Start of EXERCISE MATERIAL

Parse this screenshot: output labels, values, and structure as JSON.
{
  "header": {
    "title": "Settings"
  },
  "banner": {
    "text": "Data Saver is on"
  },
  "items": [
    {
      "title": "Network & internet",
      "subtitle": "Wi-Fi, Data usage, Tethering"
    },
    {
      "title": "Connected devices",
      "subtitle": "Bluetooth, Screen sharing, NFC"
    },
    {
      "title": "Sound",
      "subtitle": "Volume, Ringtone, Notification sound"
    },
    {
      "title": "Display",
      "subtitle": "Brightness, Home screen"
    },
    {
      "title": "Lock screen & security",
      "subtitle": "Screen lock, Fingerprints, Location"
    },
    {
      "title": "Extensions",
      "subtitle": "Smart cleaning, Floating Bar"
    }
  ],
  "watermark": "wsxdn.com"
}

End of EXERCISE MATERIAL

> _WHAT THE EXERCISE ASKS_: Go through the listing above and locate each line that holds the word "Data". Copy those lines.

> _IN RESPONSE_:
    "text": "Data Saver is on"
      "subtitle": "Wi-Fi, Data usage, Tethering"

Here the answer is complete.